WHAT TO DO:
[1] In the academic dishonesty article, how many cases did the Administrative Board act on in 1993-4?
[2] Carry on the article about academic dishonesty, picking up right after its final sentence.

SOURCE EXCERPT:
** start **
By Caitlin E. Anderson

With term papers and exams piling up, students face pressure to produce a lot of work in not much time.

For students who have kept up with assigned reading and begun long-term projects early, reading period can be a time of polishing papers, doing the suggested reading, and reviewing course material.

For others, however, panic and desperation set in. Under deadline pressure, some students may become careless about citing sources, or even knowingly cheat to make the grade.

In 1993-4, the Administrative Board acted on 25 cases of academic dishonesty, ranging from willful cheating and plagiarism to sloppy citing.

Few examples of plagiarism are as obvious as the one English department Teaching Fellow Lisa K. Hamilton says she experienced a few years ago in one of her sections.

"It was fairly blatant," she says. "The student just retyped a whole article about an author about whom I knew quite a bit."

But most cases of academic dishonesty are harder to detect.

Assistant Professor Andrew P. Metrick, head tutor of the economics department, estimates that his department sends about two or three students each year to the Ad Board for incidents of academic dishonesty.

But Metrick says the Ad Board sees only a fraction of the academic dishonesty that actually occurs.

"Like all crime, really, more goes on than you actually detect," he says.

And even when academic dishonesty is suspected, there is often not enough evidence to support a serious investigation, Metrick says.

Last year he received an anonymous letter stating that there was cheating on an economics exam. Metrick says that the department combed through the exams and found a little evidence to support the letter, but "not enough to go on."

"Our methods of detection are just not sharp enough," he says.

Metrick says he believes that professors often deal with cases of academic dishonesty on their own, another indication that more cheating goes on than the Ad Board actually sees.

University rules require instructors to alert the Ad Board at the slightest suspicion of academic dishonesty--a policy Metrick supports--but he says he suspects that many professors deal with students on a personal basis.
** end **
Spatial layout entries
** start **
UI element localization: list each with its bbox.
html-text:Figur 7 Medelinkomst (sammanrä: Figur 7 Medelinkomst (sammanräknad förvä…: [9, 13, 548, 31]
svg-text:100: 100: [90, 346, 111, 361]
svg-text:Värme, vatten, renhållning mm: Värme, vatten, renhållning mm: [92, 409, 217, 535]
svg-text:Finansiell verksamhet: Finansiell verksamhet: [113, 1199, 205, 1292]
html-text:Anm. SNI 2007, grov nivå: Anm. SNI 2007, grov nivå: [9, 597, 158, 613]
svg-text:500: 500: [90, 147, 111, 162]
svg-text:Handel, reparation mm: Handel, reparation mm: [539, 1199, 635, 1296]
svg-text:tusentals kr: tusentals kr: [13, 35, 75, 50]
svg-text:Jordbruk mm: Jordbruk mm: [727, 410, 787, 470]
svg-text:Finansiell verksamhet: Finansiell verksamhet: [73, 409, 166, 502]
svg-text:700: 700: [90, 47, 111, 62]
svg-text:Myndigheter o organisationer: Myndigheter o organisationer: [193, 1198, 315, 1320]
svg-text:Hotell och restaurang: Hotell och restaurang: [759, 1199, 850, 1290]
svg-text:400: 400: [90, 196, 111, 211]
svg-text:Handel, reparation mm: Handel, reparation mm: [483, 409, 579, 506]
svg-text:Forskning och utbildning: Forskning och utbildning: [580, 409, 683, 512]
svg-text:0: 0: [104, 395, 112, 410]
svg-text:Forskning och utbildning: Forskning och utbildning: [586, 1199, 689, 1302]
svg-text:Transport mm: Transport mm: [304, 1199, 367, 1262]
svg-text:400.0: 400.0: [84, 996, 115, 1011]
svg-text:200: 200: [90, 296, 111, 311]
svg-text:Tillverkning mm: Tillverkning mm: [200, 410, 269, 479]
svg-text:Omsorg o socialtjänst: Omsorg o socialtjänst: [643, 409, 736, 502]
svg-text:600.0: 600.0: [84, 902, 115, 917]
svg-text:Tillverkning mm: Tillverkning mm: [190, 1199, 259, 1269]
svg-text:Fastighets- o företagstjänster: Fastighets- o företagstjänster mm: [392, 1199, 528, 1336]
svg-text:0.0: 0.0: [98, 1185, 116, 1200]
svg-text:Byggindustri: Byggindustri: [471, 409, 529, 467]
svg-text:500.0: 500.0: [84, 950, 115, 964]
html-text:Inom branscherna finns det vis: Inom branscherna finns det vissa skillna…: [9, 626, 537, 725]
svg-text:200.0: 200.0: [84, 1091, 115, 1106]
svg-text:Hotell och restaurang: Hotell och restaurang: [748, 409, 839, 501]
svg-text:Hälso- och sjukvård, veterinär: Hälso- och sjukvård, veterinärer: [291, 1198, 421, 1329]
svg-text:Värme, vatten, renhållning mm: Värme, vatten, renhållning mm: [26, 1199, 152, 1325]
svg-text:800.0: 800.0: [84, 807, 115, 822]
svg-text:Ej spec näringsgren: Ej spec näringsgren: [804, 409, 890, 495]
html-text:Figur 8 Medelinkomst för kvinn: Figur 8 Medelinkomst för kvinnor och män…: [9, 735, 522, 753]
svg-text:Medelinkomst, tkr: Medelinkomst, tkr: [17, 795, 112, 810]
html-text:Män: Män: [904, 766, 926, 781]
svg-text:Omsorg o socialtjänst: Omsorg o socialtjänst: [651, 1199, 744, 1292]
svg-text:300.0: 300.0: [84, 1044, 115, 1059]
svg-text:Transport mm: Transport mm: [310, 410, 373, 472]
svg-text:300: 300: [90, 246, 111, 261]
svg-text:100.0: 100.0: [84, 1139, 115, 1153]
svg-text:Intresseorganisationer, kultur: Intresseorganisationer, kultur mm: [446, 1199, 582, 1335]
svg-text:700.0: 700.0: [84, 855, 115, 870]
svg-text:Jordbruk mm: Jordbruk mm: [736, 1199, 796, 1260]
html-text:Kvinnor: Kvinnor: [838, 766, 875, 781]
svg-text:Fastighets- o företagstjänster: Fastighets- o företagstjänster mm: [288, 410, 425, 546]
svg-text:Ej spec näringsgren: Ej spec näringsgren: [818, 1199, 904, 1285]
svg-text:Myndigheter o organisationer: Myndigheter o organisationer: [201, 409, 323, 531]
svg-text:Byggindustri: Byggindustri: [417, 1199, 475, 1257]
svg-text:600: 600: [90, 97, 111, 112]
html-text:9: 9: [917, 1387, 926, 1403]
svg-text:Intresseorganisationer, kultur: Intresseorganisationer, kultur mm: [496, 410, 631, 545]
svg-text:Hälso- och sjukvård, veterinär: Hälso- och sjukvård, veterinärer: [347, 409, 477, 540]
** end **
WRITTEN ANSWERS:
[1] 25 cases.

[2]
"I get the sense that the professors screen things on their own, often do their own investigation," he says. "It's very traumatic for Faculty members to send things to the Ad Board because the penalties for students are so severe."

Hamilton also says that more plagiarism goes on than is actually reported.

"I'd say that I get suspicious at least once or twice each year," she says.

But the difficulty of confirming academic dishonesty means that plagiarism often goes unchallenged.

"I can speak for other TF's that there are a lot of times that ideas or even whole paragraphs look really suspicious," she says. "You know that something is from somewhere, but you just can't spend hours in the library looking for the book," she says.

Ingenious Disingenuity

Harvard is not elementary school, however, and writing a few facts and figures on their palm won't get students very far on the Ec 10 exam. Sophisticated classes give rise to sophisticated cheating, and past Harvard students have proven to be very devious.

An instructor who asked not to be identified says one student used a number of tricks to disguise a plagiarized article.

According to the instructor, the student moved material from footnotes into the main text, started the transcription in the middle of a paragraph, and omitted phrases that contained references to authors that the instructor knew the student wouldn't have read.

Finally, the student checked out from Hilles, Lamont and Widener every copy of the book from which the article was taken.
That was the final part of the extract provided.